## What you need to do
Copy out all of the material exactly.

(Items from a figure collection)
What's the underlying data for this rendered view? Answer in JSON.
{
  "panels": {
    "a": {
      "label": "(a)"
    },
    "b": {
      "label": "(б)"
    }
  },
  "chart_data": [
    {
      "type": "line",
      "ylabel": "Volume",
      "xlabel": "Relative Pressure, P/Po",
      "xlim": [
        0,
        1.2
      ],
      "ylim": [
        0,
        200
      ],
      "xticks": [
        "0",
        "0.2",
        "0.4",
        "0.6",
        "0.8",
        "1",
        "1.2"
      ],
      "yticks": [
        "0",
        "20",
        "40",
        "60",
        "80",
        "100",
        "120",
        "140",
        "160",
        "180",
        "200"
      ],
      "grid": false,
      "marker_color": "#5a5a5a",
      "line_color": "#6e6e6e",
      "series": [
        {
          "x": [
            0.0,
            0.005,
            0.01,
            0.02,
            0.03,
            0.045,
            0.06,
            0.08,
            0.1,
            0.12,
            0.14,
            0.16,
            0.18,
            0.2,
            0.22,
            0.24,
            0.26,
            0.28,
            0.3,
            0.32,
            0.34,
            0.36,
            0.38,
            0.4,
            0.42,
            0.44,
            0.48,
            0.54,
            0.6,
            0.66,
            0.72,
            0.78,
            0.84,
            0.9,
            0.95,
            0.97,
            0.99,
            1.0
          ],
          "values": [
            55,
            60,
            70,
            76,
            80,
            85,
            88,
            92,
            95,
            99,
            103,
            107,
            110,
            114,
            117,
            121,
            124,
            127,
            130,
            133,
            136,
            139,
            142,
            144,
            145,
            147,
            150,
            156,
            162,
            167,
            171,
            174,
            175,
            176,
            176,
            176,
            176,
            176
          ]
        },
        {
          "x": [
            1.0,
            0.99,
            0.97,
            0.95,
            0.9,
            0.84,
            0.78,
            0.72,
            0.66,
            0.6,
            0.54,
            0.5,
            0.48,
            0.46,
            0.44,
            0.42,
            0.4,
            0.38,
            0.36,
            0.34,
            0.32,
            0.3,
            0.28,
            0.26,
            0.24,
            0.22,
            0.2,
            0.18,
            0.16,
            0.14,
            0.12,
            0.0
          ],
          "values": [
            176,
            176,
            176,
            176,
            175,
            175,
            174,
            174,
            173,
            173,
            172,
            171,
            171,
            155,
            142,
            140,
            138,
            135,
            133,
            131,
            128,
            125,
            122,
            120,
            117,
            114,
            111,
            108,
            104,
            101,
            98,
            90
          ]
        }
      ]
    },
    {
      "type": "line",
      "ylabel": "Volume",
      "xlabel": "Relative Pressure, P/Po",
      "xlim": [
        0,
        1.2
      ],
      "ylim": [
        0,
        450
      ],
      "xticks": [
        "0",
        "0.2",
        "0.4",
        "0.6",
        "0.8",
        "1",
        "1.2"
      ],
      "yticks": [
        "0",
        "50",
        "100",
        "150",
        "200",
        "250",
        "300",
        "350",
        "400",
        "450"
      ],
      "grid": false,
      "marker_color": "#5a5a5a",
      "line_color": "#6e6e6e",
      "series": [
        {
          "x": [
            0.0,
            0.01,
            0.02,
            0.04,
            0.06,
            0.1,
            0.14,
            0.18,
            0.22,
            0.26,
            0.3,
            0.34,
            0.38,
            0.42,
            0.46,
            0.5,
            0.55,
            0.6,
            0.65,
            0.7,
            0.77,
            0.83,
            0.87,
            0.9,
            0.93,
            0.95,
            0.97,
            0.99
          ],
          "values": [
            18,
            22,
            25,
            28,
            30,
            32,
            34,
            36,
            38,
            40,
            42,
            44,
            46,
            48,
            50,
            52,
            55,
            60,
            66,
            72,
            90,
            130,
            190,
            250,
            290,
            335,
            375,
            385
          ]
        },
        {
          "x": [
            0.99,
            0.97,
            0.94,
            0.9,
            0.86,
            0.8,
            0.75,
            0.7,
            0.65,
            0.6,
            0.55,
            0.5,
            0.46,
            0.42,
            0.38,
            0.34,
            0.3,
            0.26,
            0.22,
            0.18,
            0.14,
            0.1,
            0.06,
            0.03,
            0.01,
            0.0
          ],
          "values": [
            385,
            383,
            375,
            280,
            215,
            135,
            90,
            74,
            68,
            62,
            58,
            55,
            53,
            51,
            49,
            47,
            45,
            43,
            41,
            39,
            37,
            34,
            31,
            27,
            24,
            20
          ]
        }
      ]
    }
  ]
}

## Result of the task
What's the underlying data for this rendered view? Answer in JSON.
{
  "panels": {
    "a": {
      "label": "(a)"
    },
    "b": {
      "label": "(б)"
    }
  },
  "chart_data": [
    {
      "type": "line",
      "ylabel": "Volume",
      "xlabel": "Relative Pressure, P/Po",
      "xlim": [
        0,
        1.2
      ],
      "ylim": [
        0,
        200
      ],
      "xticks": [
        "0",
        "0.2",
        "0.4",
        "0.6",
        "0.8",
        "1",
        "1.2"
      ],
      "yticks": [
        "0",
        "20",
        "40",
        "60",
        "80",
        "100",
        "120",
        "140",
        "160",
        "180",
        "200"
      ],
      "grid": false,
      "marker_color": "#5a5a5a",
      "line_color": "#6e6e6e",
      "series": [
        {
          "x": [
            0.0,
            0.005,
            0.01,
            0.02,
            0.03,
            0.045,
            0.06,
            0.08,
            0.1,
            0.12,
            0.14,
            0.16,
            0.18,
            0.2,
            0.22,
            0.24,
            0.26,
            0.28,
            0.3,
            0.32,
            0.34,
            0.36,
            0.38,
            0.4,
            0.42,
            0.44,
            0.48,
            0.54,
            0.6,
            0.66,
            0.72,
            0.78,
            0.84,
            0.9,
            0.95,
            0.97,
            0.99,
            1.0
          ],
          "values": [
            55,
            60,
            70,
            76,
            80,
            85,
            88,
            92,
            95,
            99,
            103,
            107,
            110,
            114,
            117,
            121,
            124,
            127,
            130,
            133,
            136,
            139,
            142,
            144,
            145,
            147,
            150,
            156,
            162,
            167,
            171,
            174,
            175,
            176,
            176,
            176,
            176,
            176
          ]
        },
        {
          "x": [
            1.0,
            0.99,
            0.97,
            0.95,
            0.9,
            0.84,
            0.78,
            0.72,
            0.66,
            0.6,
            0.54,
            0.5,
            0.48,
            0.46,
            0.44,
            0.42,
            0.4,
            0.38,
            0.36,
            0.34,
            0.32,
            0.3,
            0.28,
            0.26,
            0.24,
            0.22,
            0.2,
            0.18,
            0.16,
            0.14,
            0.12,
            0.0
          ],
          "values": [
            176,
            176,
            176,
            176,
            175,
            175,
            174,
            174,
            173,
            173,
            172,
            171,
            171,
            155,
            142,
            140,
            138,
            135,
            133,
            131,
            128,
            125,
            122,
            120,
            117,
            114,
            111,
            108,
            104,
            101,
            98,
            90
          ]
        }
      ]
    },
    {
      "type": "line",
      "ylabel": "Volume",
      "xlabel": "Relative Pressure, P/Po",
      "xlim": [
        0,
        1.2
      ],
      "ylim": [
        0,
        450
      ],
      "xticks": [
        "0",
        "0.2",
        "0.4",
        "0.6",
        "0.8",
        "1",
        "1.2"
      ],
      "yticks": [
        "0",
        "50",
        "100",
        "150",
        "200",
        "250",
        "300",
        "350",
        "400",
        "450"
      ],
      "grid": false,
      "marker_color": "#5a5a5a",
      "line_color": "#6e6e6e",
      "series": [
        {
          "x": [
            0.0,
            0.01,
            0.02,
            0.04,
            0.06,
            0.1,
            0.14,
            0.18,
            0.22,
            0.26,
            0.3,
            0.34,
            0.38,
            0.42,
            0.46,
            0.5,
            0.55,
            0.6,
            0.65,
            0.7,
            0.77,
            0.83,
            0.87,
            0.9,
            0.93,
            0.95,
            0.97,
            0.99
          ],
          "values": [
            18,
            22,
            25,
            28,
            30,
            32,
            34,
            36,
            38,
            40,
            42,
            44,
            46,
            48,
            50,
            52,
            55,
            60,
            66,
            72,
            90,
            130,
            190,
            250,
            290,
            335,
            375,
            385
          ]
        },
        {
          "x": [
            0.99,
            0.97,
            0.94,
            0.9,
            0.86,
            0.8,
            0.75,
            0.7,
            0.65,
            0.6,
            0.55,
            0.5,
            0.46,
            0.42,
            0.38,
            0.34,
            0.3,
            0.26,
            0.22,
            0.18,
            0.14,
            0.1,
            0.06,
            0.03,
            0.01,
            0.0
          ],
          "values": [
            385,
            383,
            375,
            280,
            215,
            135,
            90,
            74,
            68,
            62,
            58,
            55,
            53,
            51,
            49,
            47,
            45,
            43,
            41,
            39,
            37,
            34,
            31,
            27,
            24,
            20
          ]
        }
      ]
    }
  ]
}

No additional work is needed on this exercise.